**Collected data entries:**
[BEGIN]
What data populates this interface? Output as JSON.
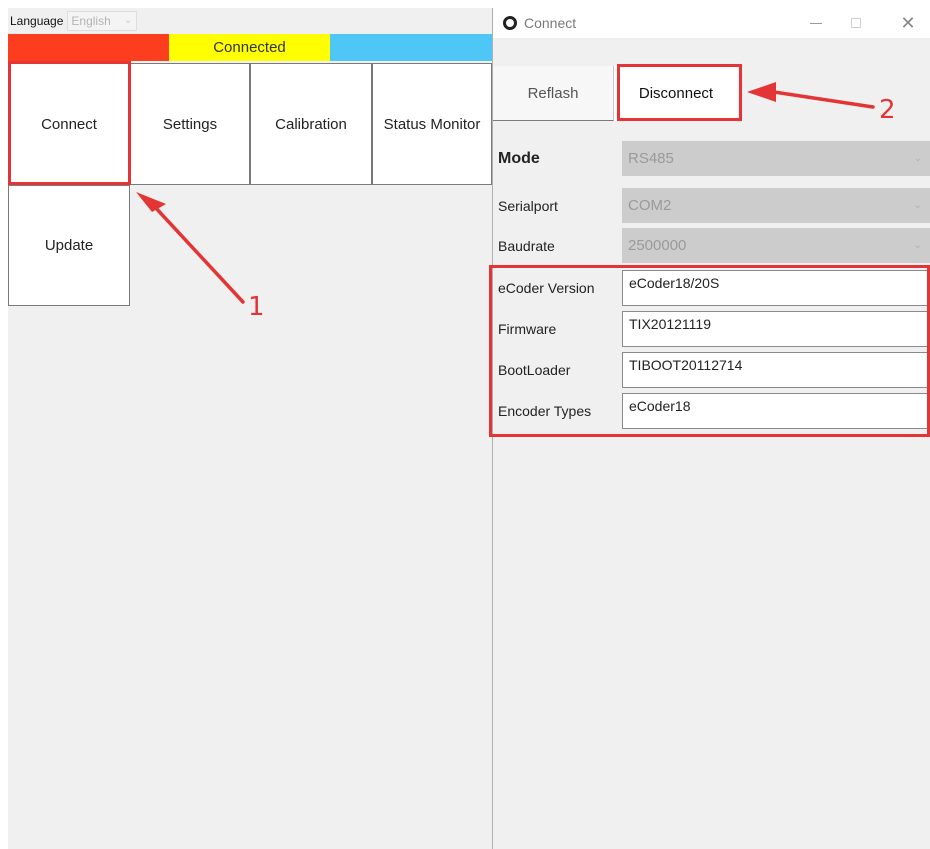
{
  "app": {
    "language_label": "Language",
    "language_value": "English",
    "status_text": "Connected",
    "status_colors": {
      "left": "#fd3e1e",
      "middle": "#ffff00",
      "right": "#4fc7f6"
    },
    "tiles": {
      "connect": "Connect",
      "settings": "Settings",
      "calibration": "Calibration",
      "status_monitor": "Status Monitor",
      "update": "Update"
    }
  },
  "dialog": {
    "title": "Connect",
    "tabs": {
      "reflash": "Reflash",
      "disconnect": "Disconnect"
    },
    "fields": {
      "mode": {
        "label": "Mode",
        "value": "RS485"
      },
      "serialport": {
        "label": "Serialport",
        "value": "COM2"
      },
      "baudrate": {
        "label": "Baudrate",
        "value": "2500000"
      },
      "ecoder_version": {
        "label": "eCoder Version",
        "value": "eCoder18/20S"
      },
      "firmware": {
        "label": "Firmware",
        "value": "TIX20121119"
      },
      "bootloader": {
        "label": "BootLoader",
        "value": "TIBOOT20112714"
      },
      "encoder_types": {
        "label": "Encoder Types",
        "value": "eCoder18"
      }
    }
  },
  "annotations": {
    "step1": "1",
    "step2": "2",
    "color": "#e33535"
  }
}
[END]
**PROBLEM TO SOLVE:**
Set the entries down again exactly. Do not include the images.

**CORRECT RESULT:**
What data populates this interface? Output as JSON.
{
  "app": {
    "language_label": "Language",
    "language_value": "English",
    "status_text": "Connected",
    "status_colors": {
      "left": "#fd3e1e",
      "middle": "#ffff00",
      "right": "#4fc7f6"
    },
    "tiles": {
      "connect": "Connect",
      "settings": "Settings",
      "calibration": "Calibration",
      "status_monitor": "Status Monitor",
      "update": "Update"
    }
  },
  "dialog": {
    "title": "Connect",
    "tabs": {
      "reflash": "Reflash",
      "disconnect": "Disconnect"
    },
    "fields": {
      "mode": {
        "label": "Mode",
        "value": "RS485"
      },
      "serialport": {
        "label": "Serialport",
        "value": "COM2"
      },
      "baudrate": {
        "label": "Baudrate",
        "value": "2500000"
      },
      "ecoder_version": {
        "label": "eCoder Version",
        "value": "eCoder18/20S"
      },
      "firmware": {
        "label": "Firmware",
        "value": "TIX20121119"
      },
      "bootloader": {
        "label": "BootLoader",
        "value": "TIBOOT20112714"
      },
      "encoder_types": {
        "label": "Encoder Types",
        "value": "eCoder18"
      }
    }
  },
  "annotations": {
    "step1": "1",
    "step2": "2",
    "color": "#e33535"
  }
}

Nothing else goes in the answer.